#### TASK BRIEF
What follows are records. Restate all of them word for word.

#### GIVEN DATA
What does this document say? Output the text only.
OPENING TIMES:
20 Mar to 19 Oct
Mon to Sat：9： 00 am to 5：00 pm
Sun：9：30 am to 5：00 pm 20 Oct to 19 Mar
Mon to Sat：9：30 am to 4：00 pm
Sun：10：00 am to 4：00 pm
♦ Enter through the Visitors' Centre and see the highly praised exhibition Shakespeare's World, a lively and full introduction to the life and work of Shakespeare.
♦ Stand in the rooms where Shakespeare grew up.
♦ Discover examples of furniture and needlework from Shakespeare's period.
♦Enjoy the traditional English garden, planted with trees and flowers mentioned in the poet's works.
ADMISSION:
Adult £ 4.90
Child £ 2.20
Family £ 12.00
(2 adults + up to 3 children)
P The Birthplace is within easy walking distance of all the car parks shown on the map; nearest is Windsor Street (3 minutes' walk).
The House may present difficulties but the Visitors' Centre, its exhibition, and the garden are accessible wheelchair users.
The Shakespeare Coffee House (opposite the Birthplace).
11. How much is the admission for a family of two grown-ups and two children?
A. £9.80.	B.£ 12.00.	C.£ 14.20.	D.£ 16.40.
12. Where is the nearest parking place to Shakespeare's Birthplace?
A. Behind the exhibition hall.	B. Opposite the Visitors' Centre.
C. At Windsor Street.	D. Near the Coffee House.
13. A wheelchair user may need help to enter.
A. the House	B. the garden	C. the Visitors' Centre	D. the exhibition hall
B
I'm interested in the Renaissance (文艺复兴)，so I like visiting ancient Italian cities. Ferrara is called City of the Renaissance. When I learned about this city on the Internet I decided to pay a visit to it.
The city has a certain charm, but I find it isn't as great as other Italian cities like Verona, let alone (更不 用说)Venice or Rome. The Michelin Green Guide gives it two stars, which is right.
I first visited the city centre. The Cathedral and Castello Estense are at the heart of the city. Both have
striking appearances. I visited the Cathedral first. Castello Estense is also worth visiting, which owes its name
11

#### WORKED ANSWER
What does this document say? Output the text only.
OPENING TIMES:
20 Mar to 19 Oct
Mon to Sat：9： 00 am to 5：00 pm
Sun：9：30 am to 5：00 pm 20 Oct to 19 Mar
Mon to Sat：9：30 am to 4：00 pm
Sun：10：00 am to 4：00 pm
♦ Enter through the Visitors' Centre and see the highly praised exhibition Shakespeare's World, a lively and full introduction to the life and work of Shakespeare.
♦ Stand in the rooms where Shakespeare grew up.
♦ Discover examples of furniture and needlework from Shakespeare's period.
♦Enjoy the traditional English garden, planted with trees and flowers mentioned in the poet's works.
ADMISSION:
Adult £ 4.90
Child £ 2.20
Family £ 12.00
(2 adults + up to 3 children)
P The Birthplace is within easy walking distance of all the car parks shown on the map; nearest is Windsor Street (3 minutes' walk).
The House may present difficulties but the Visitors' Centre, its exhibition, and the garden are accessible wheelchair users.
The Shakespeare Coffee House (opposite the Birthplace).
11. How much is the admission for a family of two grown-ups and two children?
A. £9.80.	B.£ 12.00.	C.£ 14.20.	D.£ 16.40.
12. Where is the nearest parking place to Shakespeare's Birthplace?
A. Behind the exhibition hall.	B. Opposite the Visitors' Centre.
C. At Windsor Street.	D. Near the Coffee House.
13. A wheelchair user may need help to enter.
A. the House	B. the garden	C. the Visitors' Centre	D. the exhibition hall
B
I'm interested in the Renaissance (文艺复兴)，so I like visiting ancient Italian cities. Ferrara is called City of the Renaissance. When I learned about this city on the Internet I decided to pay a visit to it.
The city has a certain charm, but I find it isn't as great as other Italian cities like Verona, let alone (更不 用说)Venice or Rome. The Michelin Green Guide gives it two stars, which is right.
I first visited the city centre. The Cathedral and Castello Estense are at the heart of the city. Both have
striking appearances. I visited the Cathedral first. Castello Estense is also worth visiting, which owes its name
11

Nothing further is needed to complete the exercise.